Set down each record exactly as written.

(Data listing)

-*-*-

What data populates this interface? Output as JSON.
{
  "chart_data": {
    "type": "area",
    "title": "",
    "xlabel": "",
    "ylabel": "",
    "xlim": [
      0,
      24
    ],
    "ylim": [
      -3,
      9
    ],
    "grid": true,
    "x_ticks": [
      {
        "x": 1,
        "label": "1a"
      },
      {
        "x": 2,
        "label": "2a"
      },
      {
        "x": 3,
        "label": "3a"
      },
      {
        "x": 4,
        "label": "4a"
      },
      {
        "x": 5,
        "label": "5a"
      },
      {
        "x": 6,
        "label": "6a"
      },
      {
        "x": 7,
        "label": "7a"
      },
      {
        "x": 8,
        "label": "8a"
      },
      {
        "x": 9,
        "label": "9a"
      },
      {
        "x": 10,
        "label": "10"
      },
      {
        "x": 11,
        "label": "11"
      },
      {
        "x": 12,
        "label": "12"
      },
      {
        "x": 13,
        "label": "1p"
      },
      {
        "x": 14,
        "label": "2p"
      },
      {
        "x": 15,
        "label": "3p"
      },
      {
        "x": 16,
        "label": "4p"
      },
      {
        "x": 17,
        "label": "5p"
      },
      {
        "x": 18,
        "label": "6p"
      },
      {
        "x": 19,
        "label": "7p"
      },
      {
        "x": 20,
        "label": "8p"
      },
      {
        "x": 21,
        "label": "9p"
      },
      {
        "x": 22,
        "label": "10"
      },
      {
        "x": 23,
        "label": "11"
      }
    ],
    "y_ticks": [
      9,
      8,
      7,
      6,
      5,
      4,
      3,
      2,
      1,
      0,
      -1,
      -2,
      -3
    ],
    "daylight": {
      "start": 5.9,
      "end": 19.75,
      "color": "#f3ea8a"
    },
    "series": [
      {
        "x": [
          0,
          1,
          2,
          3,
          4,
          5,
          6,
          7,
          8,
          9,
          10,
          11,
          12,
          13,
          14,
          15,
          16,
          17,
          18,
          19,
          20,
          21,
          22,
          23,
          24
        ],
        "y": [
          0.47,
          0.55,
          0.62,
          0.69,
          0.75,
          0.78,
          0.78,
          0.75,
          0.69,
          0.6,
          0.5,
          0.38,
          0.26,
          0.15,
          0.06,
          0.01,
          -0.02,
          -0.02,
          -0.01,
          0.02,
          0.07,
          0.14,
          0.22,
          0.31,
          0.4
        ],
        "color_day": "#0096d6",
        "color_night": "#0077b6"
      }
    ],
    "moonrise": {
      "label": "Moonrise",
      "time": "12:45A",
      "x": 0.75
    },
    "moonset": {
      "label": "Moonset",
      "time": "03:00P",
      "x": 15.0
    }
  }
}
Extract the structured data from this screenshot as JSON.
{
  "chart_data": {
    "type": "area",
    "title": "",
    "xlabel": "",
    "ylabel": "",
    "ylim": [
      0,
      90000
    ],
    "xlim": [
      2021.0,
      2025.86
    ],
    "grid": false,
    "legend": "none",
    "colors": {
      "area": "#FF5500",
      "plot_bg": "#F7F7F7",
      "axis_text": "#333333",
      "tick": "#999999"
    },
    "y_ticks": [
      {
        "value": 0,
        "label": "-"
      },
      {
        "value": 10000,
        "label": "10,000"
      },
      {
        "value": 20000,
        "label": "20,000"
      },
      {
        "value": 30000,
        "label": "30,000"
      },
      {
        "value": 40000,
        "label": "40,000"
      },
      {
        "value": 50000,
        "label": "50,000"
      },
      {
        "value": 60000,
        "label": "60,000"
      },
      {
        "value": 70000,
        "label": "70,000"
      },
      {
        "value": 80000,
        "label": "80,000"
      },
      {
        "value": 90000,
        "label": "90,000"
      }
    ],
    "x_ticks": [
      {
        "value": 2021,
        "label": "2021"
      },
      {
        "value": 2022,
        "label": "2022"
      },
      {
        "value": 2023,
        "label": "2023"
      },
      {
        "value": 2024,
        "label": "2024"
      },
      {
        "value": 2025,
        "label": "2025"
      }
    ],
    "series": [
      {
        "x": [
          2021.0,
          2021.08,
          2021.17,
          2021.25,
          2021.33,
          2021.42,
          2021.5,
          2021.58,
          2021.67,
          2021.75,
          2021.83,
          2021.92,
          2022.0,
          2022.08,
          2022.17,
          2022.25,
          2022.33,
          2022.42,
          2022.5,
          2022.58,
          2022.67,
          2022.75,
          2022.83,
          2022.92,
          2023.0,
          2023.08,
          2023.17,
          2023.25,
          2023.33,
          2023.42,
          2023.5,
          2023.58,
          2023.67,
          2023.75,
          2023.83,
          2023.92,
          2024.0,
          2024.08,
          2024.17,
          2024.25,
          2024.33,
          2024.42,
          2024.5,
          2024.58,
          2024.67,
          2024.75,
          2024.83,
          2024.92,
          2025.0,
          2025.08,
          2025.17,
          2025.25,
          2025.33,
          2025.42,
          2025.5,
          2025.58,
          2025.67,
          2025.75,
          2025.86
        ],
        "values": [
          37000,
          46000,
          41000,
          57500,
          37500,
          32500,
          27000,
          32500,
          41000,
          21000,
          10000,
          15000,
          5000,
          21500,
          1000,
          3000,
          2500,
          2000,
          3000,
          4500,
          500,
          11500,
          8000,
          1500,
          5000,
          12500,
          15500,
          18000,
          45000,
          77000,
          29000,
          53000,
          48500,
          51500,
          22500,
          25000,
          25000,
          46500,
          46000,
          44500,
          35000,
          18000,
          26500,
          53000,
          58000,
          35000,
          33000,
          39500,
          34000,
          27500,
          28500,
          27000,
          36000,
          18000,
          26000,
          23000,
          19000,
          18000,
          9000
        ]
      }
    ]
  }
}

-*-*-

▶ **Reply**:
What data populates this interface? Output as JSON.
{
  "chart_data": {
    "type": "area",
    "title": "",
    "xlabel": "",
    "ylabel": "",
    "xlim": [
      0,
      24
    ],
    "ylim": [
      -3,
      9
    ],
    "grid": true,
    "x_ticks": [
      {
        "x": 1,
        "label": "1a"
      },
      {
        "x": 2,
        "label": "2a"
      },
      {
        "x": 3,
        "label": "3a"
      },
      {
        "x": 4,
        "label": "4a"
      },
      {
        "x": 5,
        "label": "5a"
      },
      {
        "x": 6,
        "label": "6a"
      },
      {
        "x": 7,
        "label": "7a"
      },
      {
        "x": 8,
        "label": "8a"
      },
      {
        "x": 9,
        "label": "9a"
      },
      {
        "x": 10,
        "label": "10"
      },
      {
        "x": 11,
        "label": "11"
      },
      {
        "x": 12,
        "label": "12"
      },
      {
        "x": 13,
        "label": "1p"
      },
      {
        "x": 14,
        "label": "2p"
      },
      {
        "x": 15,
        "label": "3p"
      },
      {
        "x": 16,
        "label": "4p"
      },
      {
        "x": 17,
        "label": "5p"
      },
      {
        "x": 18,
        "label": "6p"
      },
      {
        "x": 19,
        "label": "7p"
      },
      {
        "x": 20,
        "label": "8p"
      },
      {
        "x": 21,
        "label": "9p"
      },
      {
        "x": 22,
        "label": "10"
      },
      {
        "x": 23,
        "label": "11"
      }
    ],
    "y_ticks": [
      9,
      8,
      7,
      6,
      5,
      4,
      3,
      2,
      1,
      0,
      -1,
      -2,
      -3
    ],
    "daylight": {
      "start": 5.9,
      "end": 19.75,
      "color": "#f3ea8a"
    },
    "series": [
      {
        "x": [
          0,
          1,
          2,
          3,
          4,
          5,
          6,
          7,
          8,
          9,
          10,
          11,
          12,
          13,
          14,
          15,
          16,
          17,
          18,
          19,
          20,
          21,
          22,
          23,
          24
        ],
        "y": [
          0.47,
          0.55,
          0.62,
          0.69,
          0.75,
          0.78,
          0.78,
          0.75,
          0.69,
          0.6,
          0.5,
          0.38,
          0.26,
          0.15,
          0.06,
          0.01,
          -0.02,
          -0.02,
          -0.01,
          0.02,
          0.07,
          0.14,
          0.22,
          0.31,
          0.4
        ],
        "color_day": "#0096d6",
        "color_night": "#0077b6"
      }
    ],
    "moonrise": {
      "label": "Moonrise",
      "time": "12:45A",
      "x": 0.75
    },
    "moonset": {
      "label": "Moonset",
      "time": "03:00P",
      "x": 15.0
    }
  }
}
Extract the structured data from this screenshot as JSON.
{
  "chart_data": {
    "type": "area",
    "title": "",
    "xlabel": "",
    "ylabel": "",
    "ylim": [
      0,
      90000
    ],
    "xlim": [
      2021.0,
      2025.86
    ],
    "grid": false,
    "legend": "none",
    "colors": {
      "area": "#FF5500",
      "plot_bg": "#F7F7F7",
      "axis_text": "#333333",
      "tick": "#999999"
    },
    "y_ticks": [
      {
        "value": 0,
        "label": "-"
      },
      {
        "value": 10000,
        "label": "10,000"
      },
      {
        "value": 20000,
        "label": "20,000"
      },
      {
        "value": 30000,
        "label": "30,000"
      },
      {
        "value": 40000,
        "label": "40,000"
      },
      {
        "value": 50000,
        "label": "50,000"
      },
      {
        "value": 60000,
        "label": "60,000"
      },
      {
        "value": 70000,
        "label": "70,000"
      },
      {
        "value": 80000,
        "label": "80,000"
      },
      {
        "value": 90000,
        "label": "90,000"
      }
    ],
    "x_ticks": [
      {
        "value": 2021,
        "label": "2021"
      },
      {
        "value": 2022,
        "label": "2022"
      },
      {
        "value": 2023,
        "label": "2023"
      },
      {
        "value": 2024,
        "label": "2024"
      },
      {
        "value": 2025,
        "label": "2025"
      }
    ],
    "series": [
      {
        "x": [
          2021.0,
          2021.08,
          2021.17,
          2021.25,
          2021.33,
          2021.42,
          2021.5,
          2021.58,
          2021.67,
          2021.75,
          2021.83,
          2021.92,
          2022.0,
          2022.08,
          2022.17,
          2022.25,
          2022.33,
          2022.42,
          2022.5,
          2022.58,
          2022.67,
          2022.75,
          2022.83,
          2022.92,
          2023.0,
          2023.08,
          2023.17,
          2023.25,
          2023.33,
          2023.42,
          2023.5,
          2023.58,
          2023.67,
          2023.75,
          2023.83,
          2023.92,
          2024.0,
          2024.08,
          2024.17,
          2024.25,
          2024.33,
          2024.42,
          2024.5,
          2024.58,
          2024.67,
          2024.75,
          2024.83,
          2024.92,
          2025.0,
          2025.08,
          2025.17,
          2025.25,
          2025.33,
          2025.42,
          2025.5,
          2025.58,
          2025.67,
          2025.75,
          2025.86
        ],
        "values": [
          37000,
          46000,
          41000,
          57500,
          37500,
          32500,
          27000,
          32500,
          41000,
          21000,
          10000,
          15000,
          5000,
          21500,
          1000,
          3000,
          2500,
          2000,
          3000,
          4500,
          500,
          11500,
          8000,
          1500,
          5000,
          12500,
          15500,
          18000,
          45000,
          77000,
          29000,
          53000,
          48500,
          51500,
          22500,
          25000,
          25000,
          46500,
          46000,
          44500,
          35000,
          18000,
          26500,
          53000,
          58000,
          35000,
          33000,
          39500,
          34000,
          27500,
          28500,
          27000,
          36000,
          18000,
          26000,
          23000,
          19000,
          18000,
          9000
        ]
      }
    ]
  }
}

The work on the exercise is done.